**AANGELEVERD FRAGMENT**:
* * *

Het principe van het grenzeloze weerspiegelt zich in de structuren in polystyreen. De constructies zijn geen perfecte geometrische figuren maar monopoliseren onze blik. Zowel Valéry’s constructies van een meerdimensionaal universum vol aforismen als Jorge Luis Borges’ metaverhalen waarin de bibliotheek verandert in een plek waar grenzen overschreden worden verschijnen aan de horizont. In “De Aleph” schrijft Borgès:”In dat kolossale ogenblik heb ik miljoenen heerlijke of gruwelijke dingen gezien. Geen ervan verblufte me zo als het feit dat ze allemaal in éénzelfde punt gebeurden, zonder dat er sprake was van opeenstapeling of doorzichtigheid”.
De steeds verwijdende blik van deze auteur rijmt met Ghekieres liefde voor het intieme en het panorama. Op het einde van de 18de eeuw verschijnen tegelijkertijd de Franse revolutie, de eerste ballonvaart en het Britse patent op het panorama. De gemeenschappelijke term is het overzicht. De revolutie doet de eerste burger geboren worden; de ballonvaarder maakt zich los van de aarde en kijkt als een cartograaf neer op land en zee; de panoramaschilder staat er middenin en schildert een totaalblik. Benjamin las het panorama en het bijkomende spektakel als een metafoor voor het zich ontplooiend burgerdom en de prille democratie.

* * *

**RUWE GEGEVENS**:
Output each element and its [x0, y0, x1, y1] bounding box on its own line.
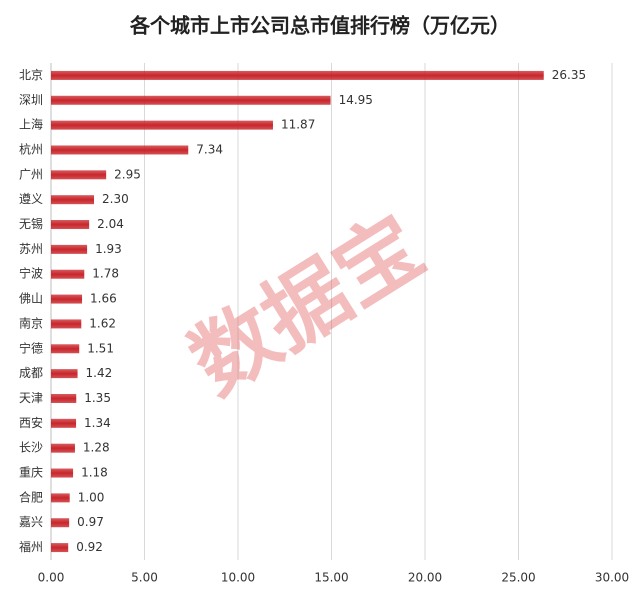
y-tick-label: 宁波 — [19, 266, 43, 281]
x-tick-label: 0.00 — [38, 571, 65, 585]
y-tick-label: 佛山 — [19, 292, 43, 306]
y-tick-label: 遵义 — [19, 191, 43, 206]
data-label: 0.92 — [76, 540, 103, 554]
bar — [51, 468, 74, 478]
y-tick-label: 苏州 — [19, 242, 43, 256]
data-label: 7.34 — [196, 142, 223, 156]
bar — [51, 70, 544, 80]
bar — [51, 195, 95, 205]
data-label: 1.93 — [95, 242, 122, 256]
data-label: 2.95 — [114, 167, 141, 181]
watermark: 数据宝 — [174, 197, 440, 414]
bar — [51, 170, 107, 180]
bar — [51, 344, 80, 354]
y-tick-label: 合肥 — [19, 489, 43, 504]
y-tick-label: 杭州 — [19, 141, 43, 156]
data-label: 2.30 — [102, 192, 129, 206]
data-label: 1.18 — [81, 466, 108, 480]
bar — [51, 443, 75, 453]
data-label: 1.51 — [87, 341, 114, 355]
y-tick-label: 天津 — [19, 391, 43, 405]
bar — [51, 294, 83, 304]
data-label: 0.97 — [77, 515, 104, 529]
y-tick-label: 福州 — [19, 539, 43, 554]
bar — [51, 244, 88, 254]
bar — [51, 543, 69, 553]
bar — [51, 418, 77, 428]
y-tick-label: 宁德 — [19, 340, 43, 355]
bar — [51, 393, 77, 403]
data-label: 1.00 — [78, 490, 105, 504]
bar — [51, 518, 70, 528]
data-label: 26.35 — [552, 68, 586, 82]
data-label: 14.95 — [339, 93, 373, 107]
data-label: 1.62 — [89, 316, 116, 330]
data-label: 1.66 — [90, 292, 117, 306]
bar — [51, 369, 78, 379]
y-tick-label: 南京 — [19, 315, 43, 330]
bar — [51, 319, 82, 329]
y-tick-label: 北京 — [19, 68, 43, 82]
x-tick-label: 10.00 — [221, 571, 255, 585]
bar — [51, 493, 70, 503]
data-label: 1.78 — [92, 267, 119, 281]
x-tick-label: 25.00 — [501, 571, 535, 585]
y-tick-label: 广州 — [19, 167, 43, 181]
x-tick-label: 30.00 — [595, 571, 629, 585]
y-tick-label: 重庆 — [19, 466, 43, 480]
bar — [51, 269, 85, 279]
bar — [51, 120, 273, 130]
x-tick-label: 15.00 — [314, 571, 348, 585]
chart-title: 各个城市上市公司总市值排行榜（万亿元） — [129, 14, 510, 38]
y-tick-label: 上海 — [19, 117, 43, 132]
bar — [51, 95, 331, 105]
y-tick-label: 长沙 — [19, 441, 43, 455]
y-tick-label: 深圳 — [19, 93, 43, 107]
y-tick-label: 嘉兴 — [19, 515, 43, 529]
data-label: 1.35 — [84, 391, 111, 405]
data-label: 1.34 — [84, 416, 111, 430]
y-tick-label: 西安 — [19, 415, 43, 430]
y-tick-label: 成都 — [19, 366, 43, 380]
data-label: 1.28 — [83, 441, 110, 455]
y-tick-label: 无锡 — [19, 216, 43, 231]
data-label: 2.04 — [97, 217, 124, 231]
data-label: 11.87 — [281, 118, 315, 132]
x-tick-label: 20.00 — [408, 571, 442, 585]
bar — [51, 220, 90, 230]
data-label: 1.42 — [86, 366, 113, 380]
bar — [51, 145, 189, 155]
x-tick-label: 5.00 — [131, 571, 158, 585]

* * *

**OPDRACHTEN**:
**1)** Geef bij elke uitspraak aan of die overeenkomt met het fragment, met ja of nee en de doorslaggevende woorden letterlijk geciteerd: (a) Het Britse patent op het panorama verschijnt op het einde van de 18de eeuw. (b) De structuren in polystyreen zijn perfecte geometrische figuren. (c) Benjamin las het panorama als een metafoor voor de monarchie.
**2)** Verander in de vermeldingen "bar" in "balk" en laat al het andere ongewijzigd. Begin bij de regel met "y-tick-label: 宁波 — [19, 266, 43, 281]", stop na de regel met "bar — [51, 443, 75, 453]" en geef alleen die regels.
De vermeldingen staan helemaal los van het fragment.

**UITGEWERKTE OPLOSSINGEN**:
**1)**
(a) Ja: "Op het einde van de 18de eeuw verschijnen tegelijkertijd de Franse revolutie, de eerste ballonvaart en het Britse patent op het panorama."
(b) Nee: "De constructies zijn geen perfecte geometrische figuren"
(c) Nee: "als een metafoor voor het zich ontplooiend burgerdom en de prille democratie"

**2)**
y-tick-label: 宁波 — [19, 266, 43, 281]
x-tick-label: 0.00 — [38, 571, 65, 585]
y-tick-label: 佛山 — [19, 292, 43, 306]
y-tick-label: 遵义 — [19, 191, 43, 206]
data-label: 0.92 — [76, 540, 103, 554]
balk — [51, 468, 74, 478]
y-tick-label: 苏州 — [19, 242, 43, 256]
data-label: 7.34 — [196, 142, 223, 156]
balk — [51, 70, 544, 80]
balk — [51, 195, 95, 205]
data-label: 1.93 — [95, 242, 122, 256]
data-label: 2.95 — [114, 167, 141, 181]
watermark: 数据宝 — [174, 197, 440, 414]
balk — [51, 170, 107, 180]
balk — [51, 344, 80, 354]
y-tick-label: 合肥 — [19, 489, 43, 504]
y-tick-label: 杭州 — [19, 141, 43, 156]
data-label: 2.30 — [102, 192, 129, 206]
data-label: 1.18 — [81, 466, 108, 480]
balk — [51, 443, 75, 453]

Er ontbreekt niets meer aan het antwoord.